* CHECK YOUR UNDERSTANDING *
**a)** In the passage on resisting algorithms, why did gig workers protest in Delhi in 2022?
**b)** Transcribe the part of the passage on resisting algorithms that begins at the words "Campaign financing transparency: A" and stops after "and governments collude.".
**c)** Write the next part of the passage on resisting algorithms, picking up after its final sentence.

* GIVEN PASSAGE *

Reclaiming attention: Globally, a U.S. study found that 70% of YouTube views come from algorithmic recommendations. Choosing your own playlist instead of autoplay is a way of breaking free from nudging. In India, parents increasingly turn off YouTube autoplay to protect children from endless “Baby Shark” loops—proof that resisting algorithms starts at home.
2. Civic: Collective Action in Communities
Digital unions and cooperatives: In Bengaluru, the Indian Federation of App-Based Transport Workers (IFAT) has organized strikes demanding algorithmic transparency from Uber and Swiggy. In 2022, gig workers protested in Delhi after Swiggy’s algorithm cut delivery times, making them drive recklessly to earn the same pay. Their collective voice forced Swiggy to revise targets.
Community alternatives: Kerala’s Kudumbashree women’s collective uses a local e-commerce app to sell farm produce, bypassing Amazon and Flipkart. One farmer told Frontline (2023): “For the first time, we control prices instead of being trapped by middlemen.” Such experiments show that community-owned tech can loosen corporate control.
3. Political: Demanding Accountability from Power
Speaking truth to surveillance power: During the 2020–21 farmers’ protest, Delhi police used drones and facial-recognition cameras to monitor gatherings. Yet, farmers held their ground. One protester, Gurpreet Singh, said to The Indian Express: “If the government wants to see us, let them. We will not hide, because our fight is just.” Their defiance forced Parliament to repeal the controversial farm laws—an example of resistance winning even under surveillance.
Campaign financing transparency: A 2019 investigation revealed that the BJP used thousands of WhatsApp groups to push targeted propaganda, many run by volunteers trained in “IT cells.” Ordinary voters often didn’t know they were receiving paid political content. Without transparency in political advertising, citizens remain in the dark while corporations and governments collude.

(Document structure recognition data)
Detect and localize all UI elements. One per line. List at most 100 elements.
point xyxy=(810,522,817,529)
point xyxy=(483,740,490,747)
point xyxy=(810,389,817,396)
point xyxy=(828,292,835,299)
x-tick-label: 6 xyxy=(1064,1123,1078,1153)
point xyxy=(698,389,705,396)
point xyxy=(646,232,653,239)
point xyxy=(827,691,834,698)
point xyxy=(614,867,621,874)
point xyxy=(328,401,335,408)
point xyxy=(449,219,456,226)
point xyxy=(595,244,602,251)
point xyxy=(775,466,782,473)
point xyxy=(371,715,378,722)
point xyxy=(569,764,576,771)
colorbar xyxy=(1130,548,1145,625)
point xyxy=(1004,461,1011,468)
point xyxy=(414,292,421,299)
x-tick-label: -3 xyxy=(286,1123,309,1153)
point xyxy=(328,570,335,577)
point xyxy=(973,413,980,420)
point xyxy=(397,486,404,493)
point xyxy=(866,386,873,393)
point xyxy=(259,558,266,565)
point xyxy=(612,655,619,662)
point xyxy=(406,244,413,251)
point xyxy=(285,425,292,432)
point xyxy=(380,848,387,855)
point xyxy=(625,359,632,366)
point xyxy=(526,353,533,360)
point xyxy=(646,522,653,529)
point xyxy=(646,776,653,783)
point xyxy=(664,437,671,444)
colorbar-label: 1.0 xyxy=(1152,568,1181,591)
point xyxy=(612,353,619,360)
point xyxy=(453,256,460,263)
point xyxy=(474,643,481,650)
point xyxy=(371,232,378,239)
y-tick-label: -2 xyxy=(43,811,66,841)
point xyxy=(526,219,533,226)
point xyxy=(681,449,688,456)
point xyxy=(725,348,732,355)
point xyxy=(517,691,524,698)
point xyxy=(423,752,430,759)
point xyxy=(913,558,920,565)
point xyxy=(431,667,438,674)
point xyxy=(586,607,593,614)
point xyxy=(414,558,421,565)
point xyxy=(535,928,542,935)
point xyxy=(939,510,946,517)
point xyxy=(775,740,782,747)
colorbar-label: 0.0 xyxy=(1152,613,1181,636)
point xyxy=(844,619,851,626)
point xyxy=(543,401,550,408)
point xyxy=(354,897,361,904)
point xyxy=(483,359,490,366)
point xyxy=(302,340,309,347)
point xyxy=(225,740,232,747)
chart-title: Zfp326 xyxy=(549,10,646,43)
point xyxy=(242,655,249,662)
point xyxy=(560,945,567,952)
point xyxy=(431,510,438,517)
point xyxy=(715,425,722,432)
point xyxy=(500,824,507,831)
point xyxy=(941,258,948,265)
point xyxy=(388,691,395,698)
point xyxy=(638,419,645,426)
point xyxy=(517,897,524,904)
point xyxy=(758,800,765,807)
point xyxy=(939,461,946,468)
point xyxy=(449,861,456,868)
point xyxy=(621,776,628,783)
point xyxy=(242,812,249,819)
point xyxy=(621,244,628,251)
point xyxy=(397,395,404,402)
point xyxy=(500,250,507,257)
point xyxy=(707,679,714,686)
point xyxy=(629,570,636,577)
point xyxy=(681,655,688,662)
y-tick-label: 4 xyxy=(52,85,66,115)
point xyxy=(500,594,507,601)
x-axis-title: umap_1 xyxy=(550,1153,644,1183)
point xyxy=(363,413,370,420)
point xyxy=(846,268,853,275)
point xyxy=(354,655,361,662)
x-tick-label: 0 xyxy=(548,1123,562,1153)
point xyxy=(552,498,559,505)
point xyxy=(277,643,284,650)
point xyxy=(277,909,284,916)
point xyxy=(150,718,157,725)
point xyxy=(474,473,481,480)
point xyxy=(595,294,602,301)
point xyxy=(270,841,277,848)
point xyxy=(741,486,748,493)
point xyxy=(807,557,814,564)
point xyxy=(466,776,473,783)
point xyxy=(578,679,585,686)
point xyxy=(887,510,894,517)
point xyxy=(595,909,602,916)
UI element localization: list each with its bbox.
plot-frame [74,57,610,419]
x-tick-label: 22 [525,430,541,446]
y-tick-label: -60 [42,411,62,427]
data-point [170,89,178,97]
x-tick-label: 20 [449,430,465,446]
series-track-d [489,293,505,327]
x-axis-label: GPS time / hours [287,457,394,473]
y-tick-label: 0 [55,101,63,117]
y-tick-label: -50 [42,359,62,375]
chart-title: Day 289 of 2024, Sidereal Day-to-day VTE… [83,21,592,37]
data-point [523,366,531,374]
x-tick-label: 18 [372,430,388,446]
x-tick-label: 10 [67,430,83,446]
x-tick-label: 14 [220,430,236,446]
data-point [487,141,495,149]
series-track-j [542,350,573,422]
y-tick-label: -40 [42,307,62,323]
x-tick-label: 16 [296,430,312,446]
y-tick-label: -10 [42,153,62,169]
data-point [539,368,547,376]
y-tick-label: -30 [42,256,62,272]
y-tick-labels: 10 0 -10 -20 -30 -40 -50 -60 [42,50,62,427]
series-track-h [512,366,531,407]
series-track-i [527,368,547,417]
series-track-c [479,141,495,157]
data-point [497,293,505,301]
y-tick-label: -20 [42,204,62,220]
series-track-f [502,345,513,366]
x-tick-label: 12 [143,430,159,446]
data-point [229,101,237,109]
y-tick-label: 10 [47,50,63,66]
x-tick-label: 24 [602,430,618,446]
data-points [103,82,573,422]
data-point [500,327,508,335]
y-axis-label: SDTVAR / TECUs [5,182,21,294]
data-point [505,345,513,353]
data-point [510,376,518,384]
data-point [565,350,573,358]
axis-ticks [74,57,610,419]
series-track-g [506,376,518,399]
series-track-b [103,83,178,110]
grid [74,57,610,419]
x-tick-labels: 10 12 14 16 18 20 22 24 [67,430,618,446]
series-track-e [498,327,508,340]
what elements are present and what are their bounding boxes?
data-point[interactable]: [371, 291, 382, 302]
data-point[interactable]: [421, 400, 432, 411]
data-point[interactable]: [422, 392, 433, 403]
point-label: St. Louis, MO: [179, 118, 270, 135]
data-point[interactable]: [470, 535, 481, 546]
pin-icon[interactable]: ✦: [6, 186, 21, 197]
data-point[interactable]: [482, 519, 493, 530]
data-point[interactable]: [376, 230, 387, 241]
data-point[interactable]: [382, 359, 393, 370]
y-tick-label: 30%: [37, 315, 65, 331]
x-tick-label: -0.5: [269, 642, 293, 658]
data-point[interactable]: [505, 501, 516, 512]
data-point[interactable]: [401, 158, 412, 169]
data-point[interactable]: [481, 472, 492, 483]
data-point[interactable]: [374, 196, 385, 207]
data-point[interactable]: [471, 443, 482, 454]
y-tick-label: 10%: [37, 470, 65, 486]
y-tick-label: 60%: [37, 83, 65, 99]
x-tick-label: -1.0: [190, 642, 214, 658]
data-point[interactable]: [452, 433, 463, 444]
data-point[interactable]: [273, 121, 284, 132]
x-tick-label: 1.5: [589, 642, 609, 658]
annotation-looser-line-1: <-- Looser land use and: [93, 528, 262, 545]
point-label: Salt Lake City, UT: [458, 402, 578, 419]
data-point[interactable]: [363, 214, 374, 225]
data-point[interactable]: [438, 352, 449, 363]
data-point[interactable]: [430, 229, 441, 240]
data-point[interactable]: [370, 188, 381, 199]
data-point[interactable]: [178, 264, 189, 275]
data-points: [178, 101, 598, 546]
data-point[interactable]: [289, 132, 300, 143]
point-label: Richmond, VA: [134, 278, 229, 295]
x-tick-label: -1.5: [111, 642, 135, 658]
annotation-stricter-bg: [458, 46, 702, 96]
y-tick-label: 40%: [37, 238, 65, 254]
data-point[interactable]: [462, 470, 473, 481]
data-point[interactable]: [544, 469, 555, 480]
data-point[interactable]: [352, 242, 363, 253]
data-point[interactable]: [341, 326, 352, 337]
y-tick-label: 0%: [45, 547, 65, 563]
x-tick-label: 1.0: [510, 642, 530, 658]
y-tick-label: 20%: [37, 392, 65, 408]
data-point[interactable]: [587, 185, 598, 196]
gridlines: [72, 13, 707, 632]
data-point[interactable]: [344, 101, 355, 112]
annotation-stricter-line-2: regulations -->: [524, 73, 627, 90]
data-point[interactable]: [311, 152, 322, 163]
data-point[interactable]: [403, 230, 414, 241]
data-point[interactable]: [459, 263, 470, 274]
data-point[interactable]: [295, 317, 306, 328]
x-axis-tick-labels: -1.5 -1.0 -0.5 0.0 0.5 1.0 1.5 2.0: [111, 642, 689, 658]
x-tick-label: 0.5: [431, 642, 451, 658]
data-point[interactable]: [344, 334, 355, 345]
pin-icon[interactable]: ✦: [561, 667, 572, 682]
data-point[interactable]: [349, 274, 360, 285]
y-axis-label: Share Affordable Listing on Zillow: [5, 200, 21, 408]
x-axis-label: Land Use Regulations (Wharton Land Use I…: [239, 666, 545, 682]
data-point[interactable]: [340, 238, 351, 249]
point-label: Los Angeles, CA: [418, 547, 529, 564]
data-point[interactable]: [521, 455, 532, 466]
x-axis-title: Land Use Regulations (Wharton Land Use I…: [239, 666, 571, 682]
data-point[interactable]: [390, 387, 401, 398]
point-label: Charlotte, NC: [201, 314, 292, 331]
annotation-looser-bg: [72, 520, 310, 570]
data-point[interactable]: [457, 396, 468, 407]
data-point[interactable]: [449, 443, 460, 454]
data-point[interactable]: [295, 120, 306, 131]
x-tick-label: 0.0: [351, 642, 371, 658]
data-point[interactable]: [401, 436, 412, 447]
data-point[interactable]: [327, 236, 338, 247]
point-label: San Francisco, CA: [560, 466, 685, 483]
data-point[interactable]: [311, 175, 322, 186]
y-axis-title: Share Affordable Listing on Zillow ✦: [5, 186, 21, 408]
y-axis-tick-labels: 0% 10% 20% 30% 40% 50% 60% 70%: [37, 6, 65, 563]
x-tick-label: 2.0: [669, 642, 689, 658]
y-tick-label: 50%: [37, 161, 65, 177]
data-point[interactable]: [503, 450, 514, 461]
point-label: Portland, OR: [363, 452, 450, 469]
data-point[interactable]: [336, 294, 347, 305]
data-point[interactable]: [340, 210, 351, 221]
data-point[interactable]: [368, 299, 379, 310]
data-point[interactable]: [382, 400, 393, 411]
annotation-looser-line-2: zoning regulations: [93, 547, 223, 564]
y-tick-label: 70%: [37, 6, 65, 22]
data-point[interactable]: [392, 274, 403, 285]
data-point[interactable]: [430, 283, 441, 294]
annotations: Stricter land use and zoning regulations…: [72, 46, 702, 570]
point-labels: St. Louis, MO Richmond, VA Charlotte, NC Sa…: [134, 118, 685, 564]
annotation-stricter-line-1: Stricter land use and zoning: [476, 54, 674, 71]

* WRITTEN ANSWERS *
**a)** Swiggy's algorithm cut delivery times, making them drive recklessly to earn the same pay.

**b)**
Campaign financing transparency: A 2019 investigation revealed that the BJP used thousands of WhatsApp groups to push targeted propaganda, many run by volunteers trained in “IT cells.” Ordinary voters often didn’t know they were receiving paid political content. Without transparency in political advertising, citizens remain in the dark while corporations and governments collude.

**c)**
Citizen-driven platforms: India’s UPI (Unified Payments Interface) now handles over 10 billion transactions monthly. Unlike Paytm or Google Pay, UPI is state-backed, fee-free, and open. If such infrastructure is protected from corporate monopolization, it can show how technology can serve the public good instead of private profit.
4. Legal: Building Guardrails for Freedom
Robust data protection laws: When Jharkhand’s 11-year-old Santoshi Kumari died of starvation in 2017 because her Aadhaar-linked ration card was canceled, the tragedy showed how weak protections allow data systems to decide who lives with dignity and who doesn’t. Stronger consent and accountability laws could have prevented such an outcome.
Algorithmic accountability: In the U.S., the EU’s AI Act is forcing companies to explain how AI decides loan approvals or welfare allocations. In India, gig workers still face “black box” algorithms. A Swiggy worker in Chennai told Scroll.in (2023): “One day my ID was blocked without reason. I had no way to appeal.” Unless laws demand algorithmic transparency, workers remain helpless.
Safeguarding dissent: India saw over 700 internet shutdowns between 2012 and 2022—the highest in the world. From Kashmir to Delhi protests, shutdowns cut citizens off from organizing. The right to privacy and the right to assemble must be treated as inseparable pillars of democracy, or else free speech becomes conditional on government approval.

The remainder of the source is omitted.